Directive. Below is a block of records. Copy every line in it that contains the word "text".

[start]

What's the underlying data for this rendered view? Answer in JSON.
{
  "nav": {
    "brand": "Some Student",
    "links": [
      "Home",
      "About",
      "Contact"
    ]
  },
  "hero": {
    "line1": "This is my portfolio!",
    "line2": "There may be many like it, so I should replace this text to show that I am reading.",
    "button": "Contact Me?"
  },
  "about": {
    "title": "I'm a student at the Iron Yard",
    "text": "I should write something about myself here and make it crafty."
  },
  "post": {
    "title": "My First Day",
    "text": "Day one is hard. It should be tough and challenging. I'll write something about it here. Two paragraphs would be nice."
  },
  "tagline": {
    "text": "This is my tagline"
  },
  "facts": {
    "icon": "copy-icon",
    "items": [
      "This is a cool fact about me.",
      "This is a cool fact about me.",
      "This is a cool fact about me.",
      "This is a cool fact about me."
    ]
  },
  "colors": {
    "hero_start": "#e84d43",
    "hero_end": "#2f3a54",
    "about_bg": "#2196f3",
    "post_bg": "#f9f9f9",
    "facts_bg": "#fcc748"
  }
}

[end]

Answer to this task.
    "line2": "There may be many like it, so I should replace this text to show that I am reading.",
    "text": "I should write something about myself here and make it crafty."
    "text": "Day one is hard. It should be tough and challenging. I'll write something about it here. Two paragraphs would be nice."
    "text": "This is my tagline"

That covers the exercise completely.